For each line of the data below that holds "Percentage", copy the line.

==== Dataset records ====

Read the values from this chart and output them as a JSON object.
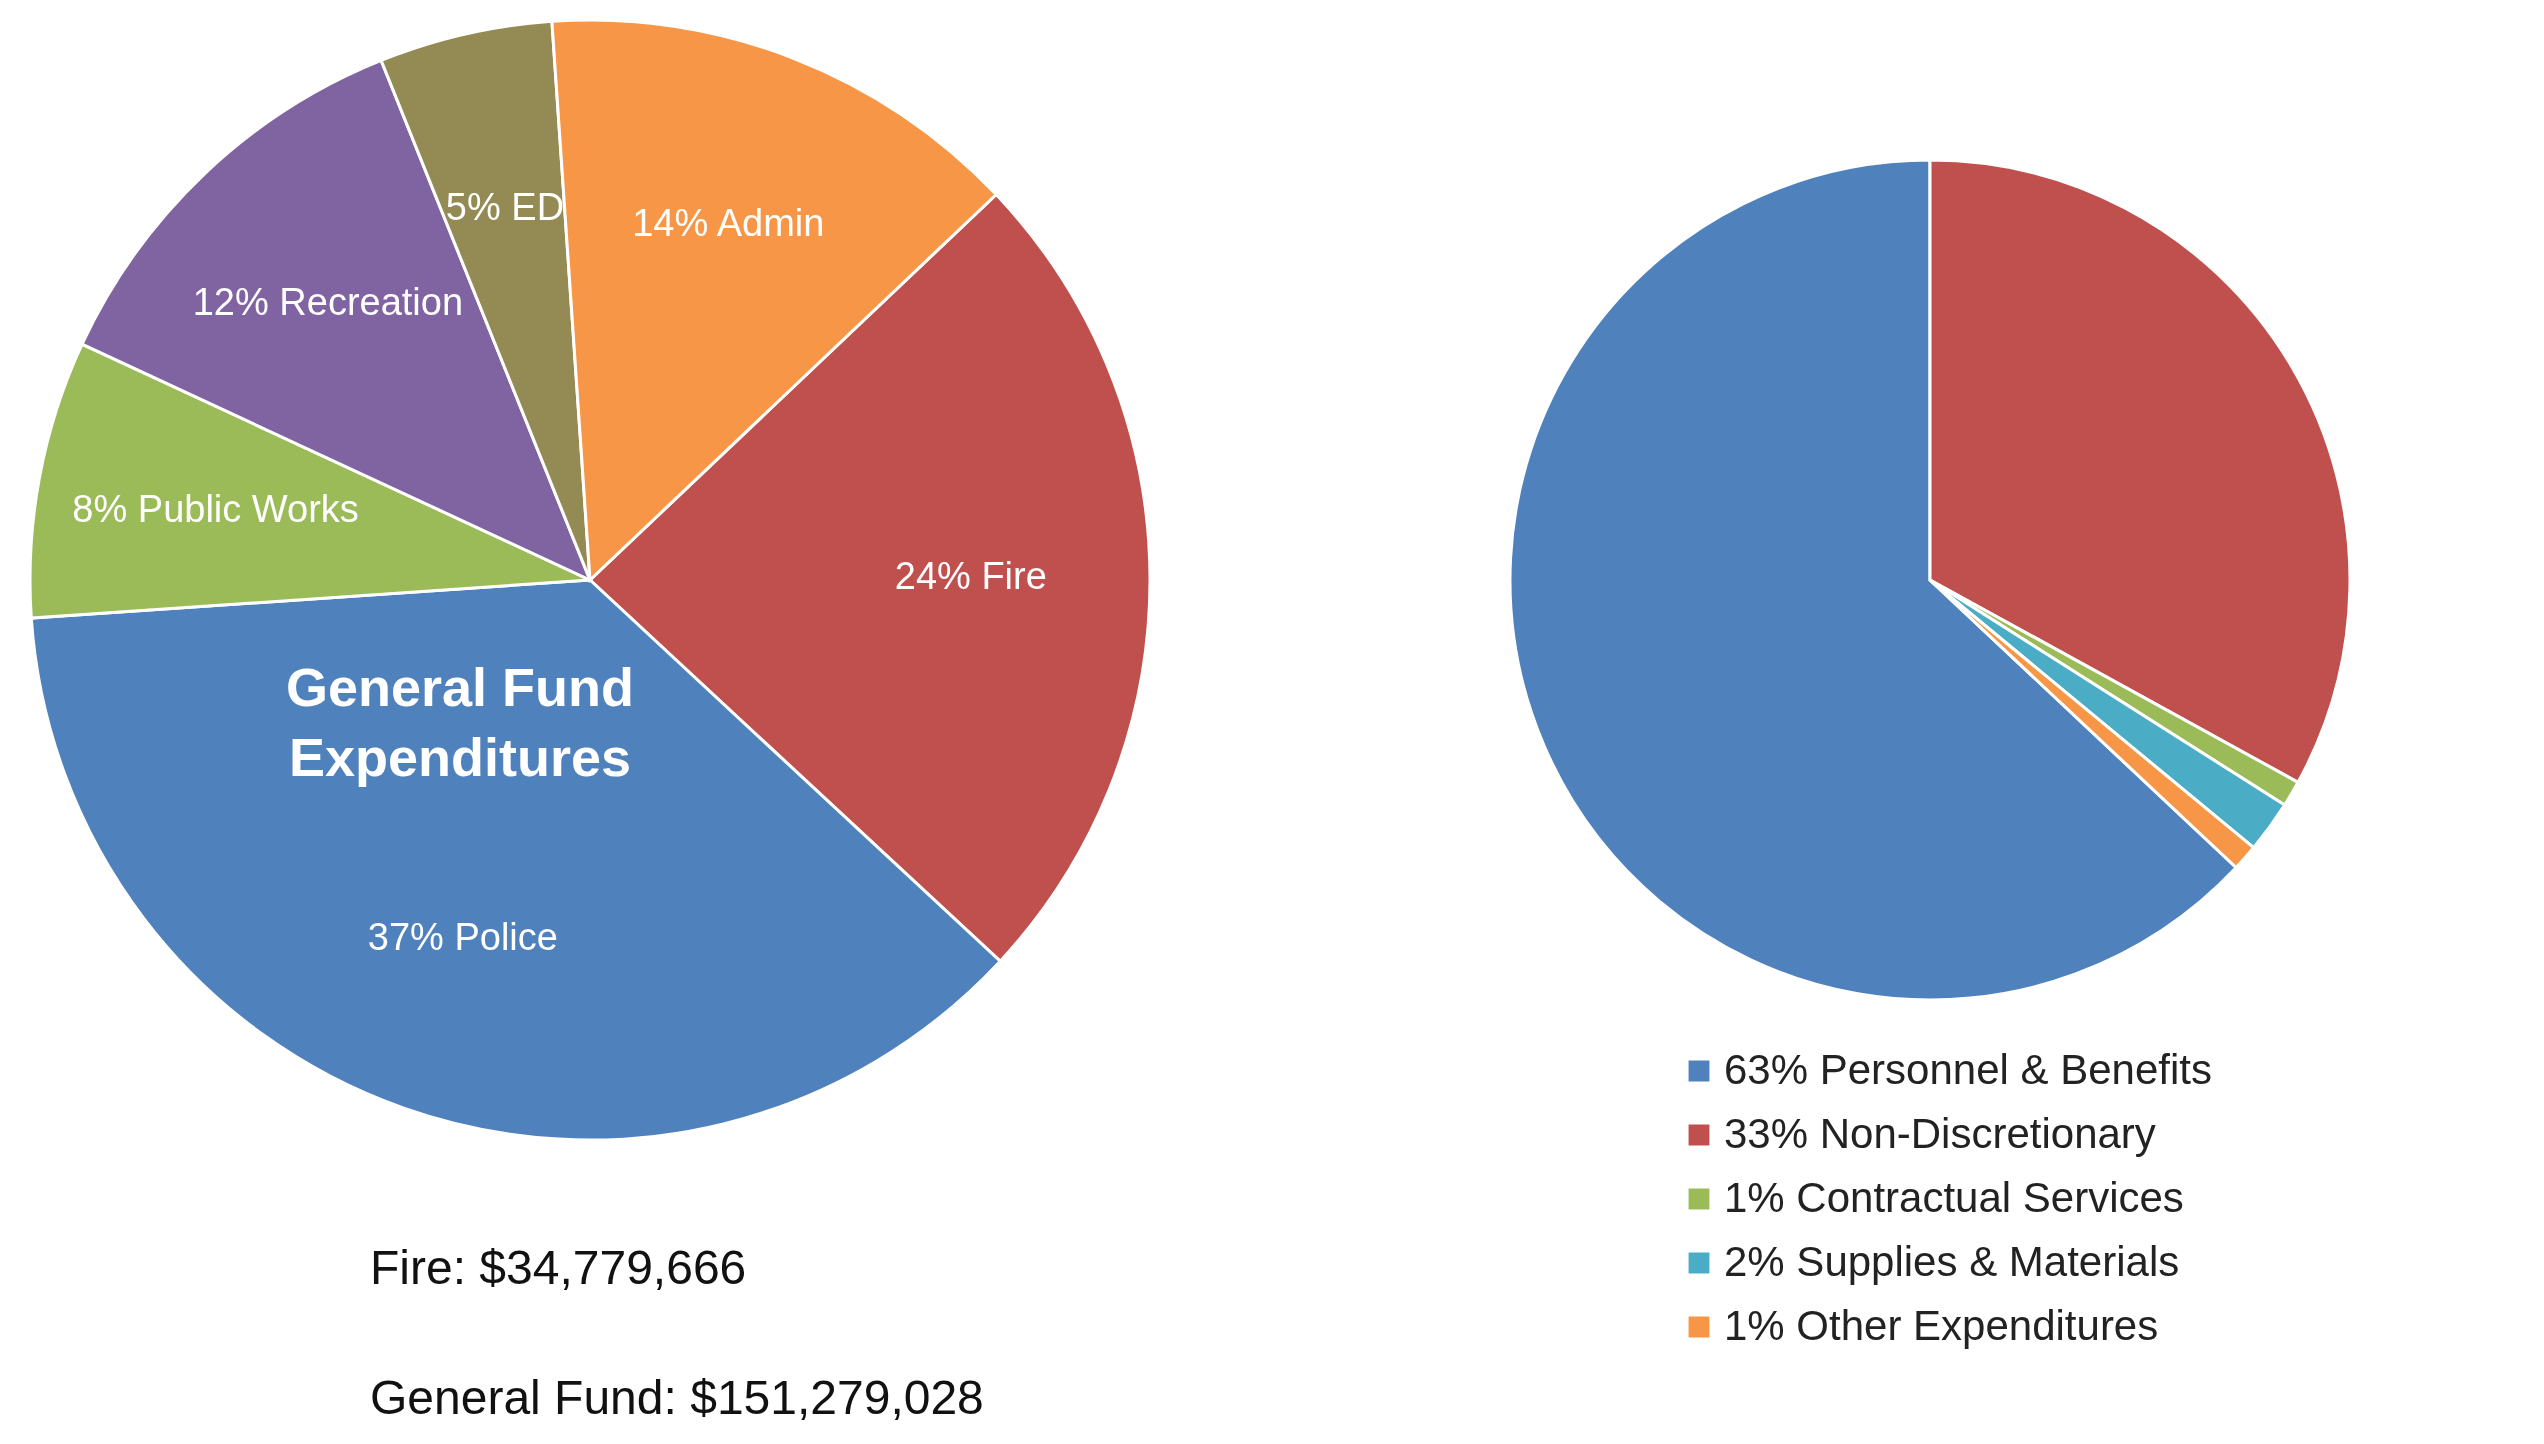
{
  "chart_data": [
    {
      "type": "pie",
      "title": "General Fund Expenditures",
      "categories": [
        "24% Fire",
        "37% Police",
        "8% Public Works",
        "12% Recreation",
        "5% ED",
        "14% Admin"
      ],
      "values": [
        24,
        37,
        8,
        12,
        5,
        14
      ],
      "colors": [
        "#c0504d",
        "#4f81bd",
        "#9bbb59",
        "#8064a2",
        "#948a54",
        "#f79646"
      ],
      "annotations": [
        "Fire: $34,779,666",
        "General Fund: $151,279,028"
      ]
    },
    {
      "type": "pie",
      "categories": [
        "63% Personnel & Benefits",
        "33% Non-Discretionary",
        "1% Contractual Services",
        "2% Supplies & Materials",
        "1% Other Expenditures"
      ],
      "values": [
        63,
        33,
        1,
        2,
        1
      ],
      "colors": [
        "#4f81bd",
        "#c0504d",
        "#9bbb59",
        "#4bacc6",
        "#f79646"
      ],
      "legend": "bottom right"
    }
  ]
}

====
==== Dataset records ====

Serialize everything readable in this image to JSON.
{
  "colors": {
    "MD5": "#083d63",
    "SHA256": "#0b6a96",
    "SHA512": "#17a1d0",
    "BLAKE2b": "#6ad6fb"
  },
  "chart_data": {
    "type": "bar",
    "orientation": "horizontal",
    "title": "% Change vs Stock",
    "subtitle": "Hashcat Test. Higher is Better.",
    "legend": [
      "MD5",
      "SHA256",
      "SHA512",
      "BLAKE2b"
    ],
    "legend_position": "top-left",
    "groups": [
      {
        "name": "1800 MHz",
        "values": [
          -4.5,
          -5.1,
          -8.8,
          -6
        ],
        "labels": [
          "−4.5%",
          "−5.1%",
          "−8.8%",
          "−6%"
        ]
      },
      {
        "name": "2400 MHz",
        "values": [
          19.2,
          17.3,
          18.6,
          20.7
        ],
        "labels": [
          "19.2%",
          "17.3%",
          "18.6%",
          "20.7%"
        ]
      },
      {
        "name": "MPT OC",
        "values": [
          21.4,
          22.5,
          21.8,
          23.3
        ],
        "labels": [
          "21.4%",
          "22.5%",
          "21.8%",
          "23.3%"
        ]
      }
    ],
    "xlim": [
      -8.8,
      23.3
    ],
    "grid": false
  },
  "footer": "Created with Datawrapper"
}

====
==== Dataset records ====

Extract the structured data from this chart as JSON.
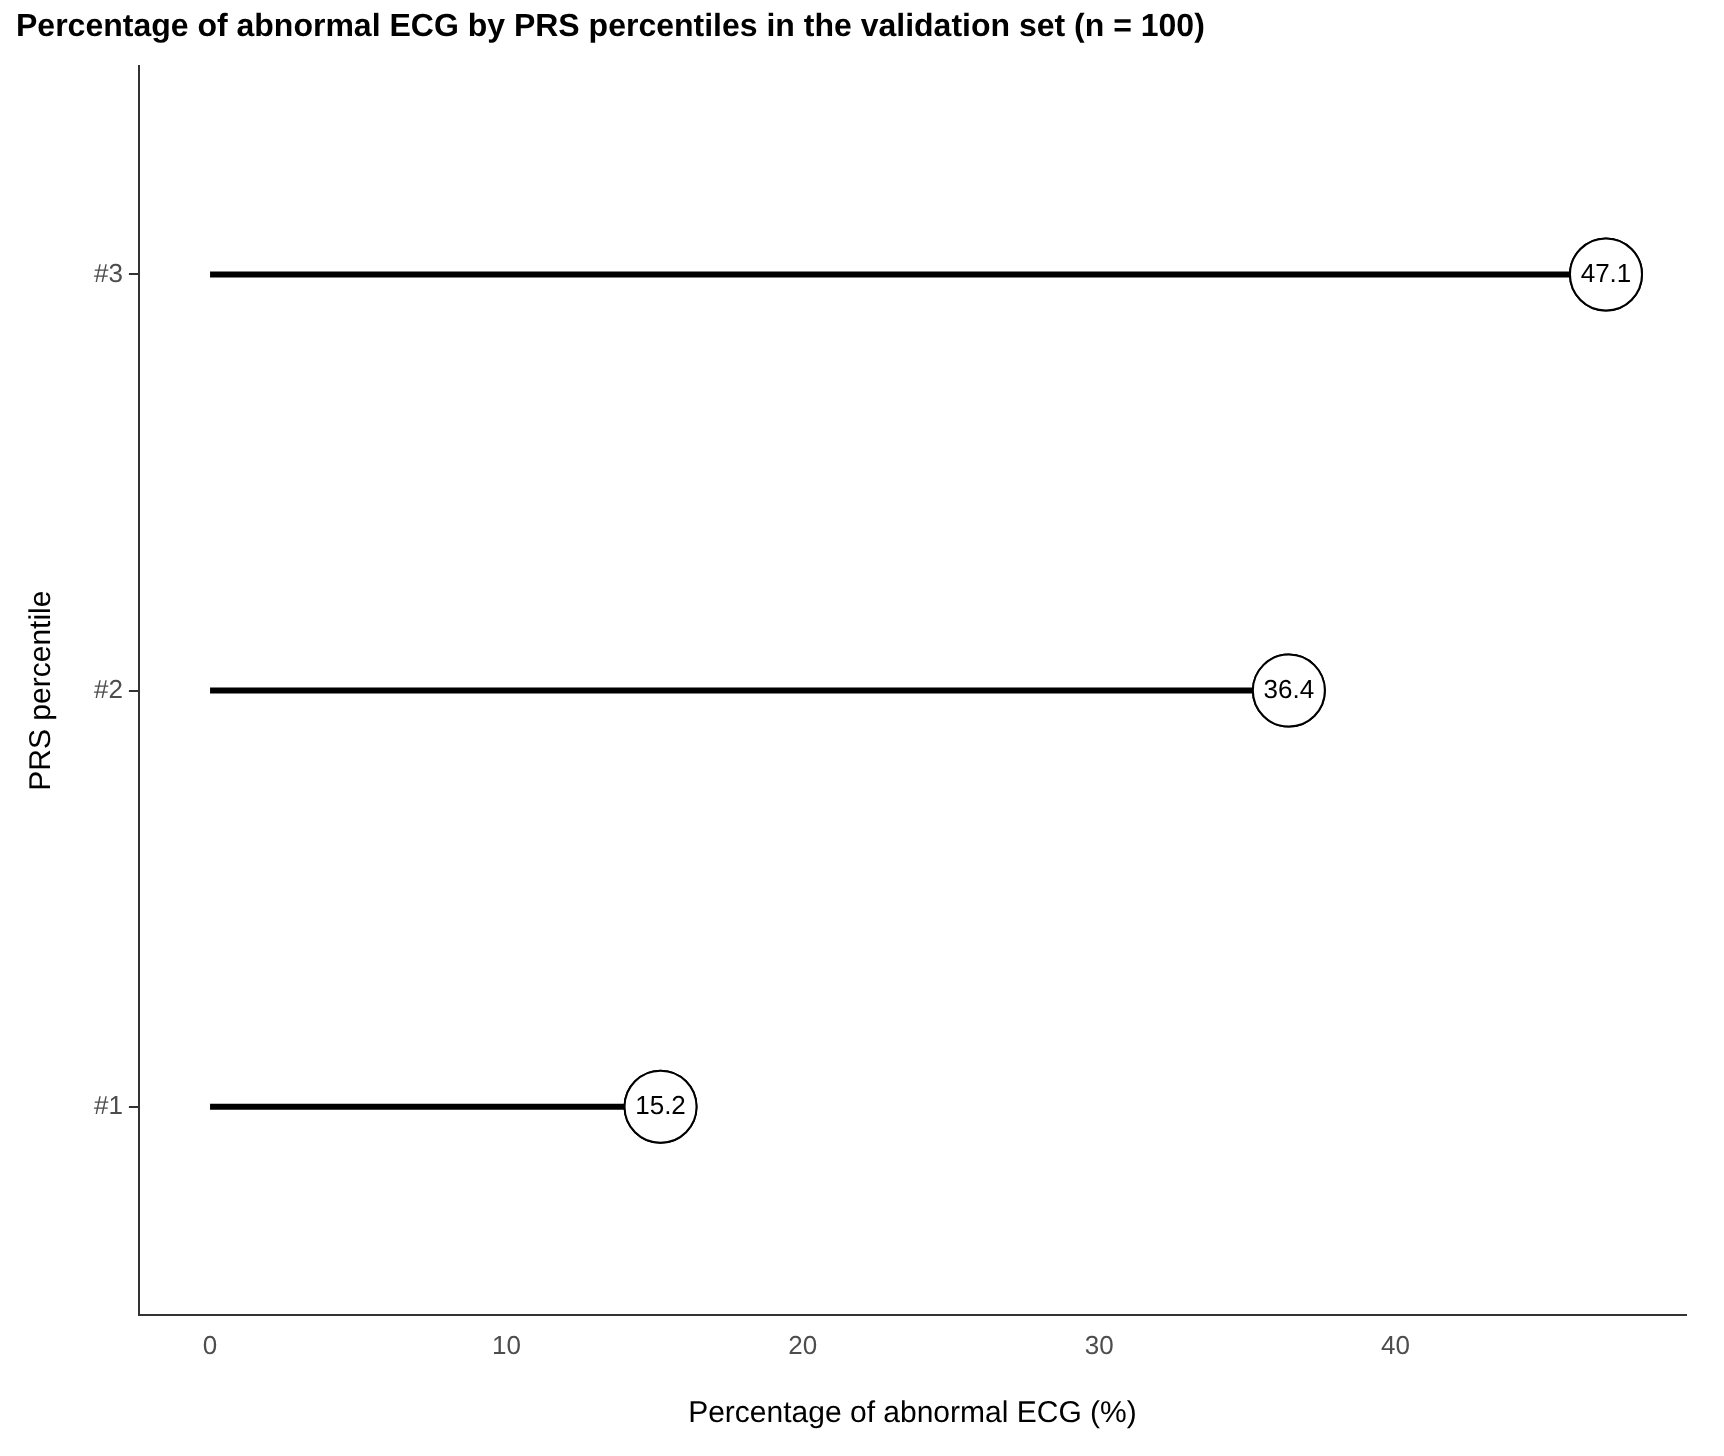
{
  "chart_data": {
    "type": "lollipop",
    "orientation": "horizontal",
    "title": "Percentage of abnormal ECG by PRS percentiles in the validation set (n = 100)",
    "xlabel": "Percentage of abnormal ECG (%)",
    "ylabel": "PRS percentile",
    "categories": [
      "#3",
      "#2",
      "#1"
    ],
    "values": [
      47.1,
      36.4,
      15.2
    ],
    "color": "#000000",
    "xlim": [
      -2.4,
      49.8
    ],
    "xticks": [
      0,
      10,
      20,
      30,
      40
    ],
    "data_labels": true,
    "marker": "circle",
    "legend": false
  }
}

====

=== Answer below ===
    "title": "Percentage of abnormal ECG by PRS percentiles in the validation set (n = 100)",
    "xlabel": "Percentage of abnormal ECG (%)",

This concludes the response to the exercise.